## Given instruction
In the records that follow, locate every line with "Last" and extract it.

------------------------------------------------------------------------

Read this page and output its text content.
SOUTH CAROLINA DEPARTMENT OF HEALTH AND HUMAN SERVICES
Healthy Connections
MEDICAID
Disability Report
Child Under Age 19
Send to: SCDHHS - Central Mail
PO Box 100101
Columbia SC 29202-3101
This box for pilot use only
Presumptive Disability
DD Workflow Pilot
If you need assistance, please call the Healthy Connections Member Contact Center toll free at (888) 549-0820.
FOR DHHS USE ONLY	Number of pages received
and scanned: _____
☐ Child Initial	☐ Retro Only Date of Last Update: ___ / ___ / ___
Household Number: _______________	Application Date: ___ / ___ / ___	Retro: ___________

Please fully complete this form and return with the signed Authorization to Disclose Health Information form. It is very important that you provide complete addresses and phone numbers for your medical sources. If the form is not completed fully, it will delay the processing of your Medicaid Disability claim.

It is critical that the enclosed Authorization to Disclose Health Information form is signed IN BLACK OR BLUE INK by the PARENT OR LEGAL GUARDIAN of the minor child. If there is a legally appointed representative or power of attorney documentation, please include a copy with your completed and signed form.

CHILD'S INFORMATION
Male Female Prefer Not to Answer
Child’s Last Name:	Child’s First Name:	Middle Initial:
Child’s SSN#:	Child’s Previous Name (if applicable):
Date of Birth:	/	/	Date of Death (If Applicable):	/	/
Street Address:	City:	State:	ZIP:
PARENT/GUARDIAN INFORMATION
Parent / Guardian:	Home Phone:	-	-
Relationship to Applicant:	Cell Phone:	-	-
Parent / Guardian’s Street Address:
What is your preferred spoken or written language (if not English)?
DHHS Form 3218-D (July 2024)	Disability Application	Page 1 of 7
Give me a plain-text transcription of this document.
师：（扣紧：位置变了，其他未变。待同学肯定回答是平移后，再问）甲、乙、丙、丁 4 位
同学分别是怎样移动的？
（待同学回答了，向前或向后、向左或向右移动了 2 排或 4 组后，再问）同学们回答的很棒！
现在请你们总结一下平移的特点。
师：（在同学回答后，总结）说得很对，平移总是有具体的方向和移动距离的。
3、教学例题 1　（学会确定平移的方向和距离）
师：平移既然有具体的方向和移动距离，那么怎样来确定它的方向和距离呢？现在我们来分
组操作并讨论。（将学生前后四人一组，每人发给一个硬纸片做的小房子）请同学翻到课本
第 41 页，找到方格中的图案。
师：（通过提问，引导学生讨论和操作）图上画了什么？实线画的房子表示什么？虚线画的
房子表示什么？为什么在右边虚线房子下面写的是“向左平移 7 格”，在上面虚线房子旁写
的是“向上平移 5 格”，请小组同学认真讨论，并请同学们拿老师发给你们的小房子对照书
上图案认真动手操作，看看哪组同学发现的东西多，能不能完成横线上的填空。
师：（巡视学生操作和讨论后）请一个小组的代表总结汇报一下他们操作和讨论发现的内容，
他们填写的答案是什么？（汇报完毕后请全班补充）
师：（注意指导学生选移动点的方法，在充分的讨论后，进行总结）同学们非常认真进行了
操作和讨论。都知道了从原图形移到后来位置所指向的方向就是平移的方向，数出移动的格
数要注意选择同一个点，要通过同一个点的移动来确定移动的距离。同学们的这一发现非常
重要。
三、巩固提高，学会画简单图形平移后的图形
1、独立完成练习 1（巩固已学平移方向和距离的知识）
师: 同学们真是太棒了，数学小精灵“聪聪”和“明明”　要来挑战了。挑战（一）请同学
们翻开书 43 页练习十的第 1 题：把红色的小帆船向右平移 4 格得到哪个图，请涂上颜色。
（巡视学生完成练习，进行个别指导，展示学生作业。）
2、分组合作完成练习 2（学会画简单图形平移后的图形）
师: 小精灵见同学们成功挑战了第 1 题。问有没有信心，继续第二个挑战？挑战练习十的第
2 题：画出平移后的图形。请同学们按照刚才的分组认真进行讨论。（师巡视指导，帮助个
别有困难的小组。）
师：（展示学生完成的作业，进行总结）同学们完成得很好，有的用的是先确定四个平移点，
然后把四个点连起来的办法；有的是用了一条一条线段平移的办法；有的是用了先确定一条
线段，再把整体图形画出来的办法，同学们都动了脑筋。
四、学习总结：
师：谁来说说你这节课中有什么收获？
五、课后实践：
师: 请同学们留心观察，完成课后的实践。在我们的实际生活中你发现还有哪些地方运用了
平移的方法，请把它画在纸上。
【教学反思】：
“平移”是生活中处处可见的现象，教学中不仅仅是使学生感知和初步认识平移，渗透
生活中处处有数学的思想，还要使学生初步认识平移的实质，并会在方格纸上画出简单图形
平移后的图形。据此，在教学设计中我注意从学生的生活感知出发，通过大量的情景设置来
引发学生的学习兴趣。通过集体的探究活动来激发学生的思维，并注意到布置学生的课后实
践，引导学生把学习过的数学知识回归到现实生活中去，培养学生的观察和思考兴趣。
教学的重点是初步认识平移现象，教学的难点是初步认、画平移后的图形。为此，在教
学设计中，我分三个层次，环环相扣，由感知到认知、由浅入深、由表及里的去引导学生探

------------------------------------------------------------------------

## Final result
☐ Child Initial	☐ Retro Only Date of Last Update: ___ / ___ / ___
Child’s Last Name:	Child’s First Name:	Middle Initial:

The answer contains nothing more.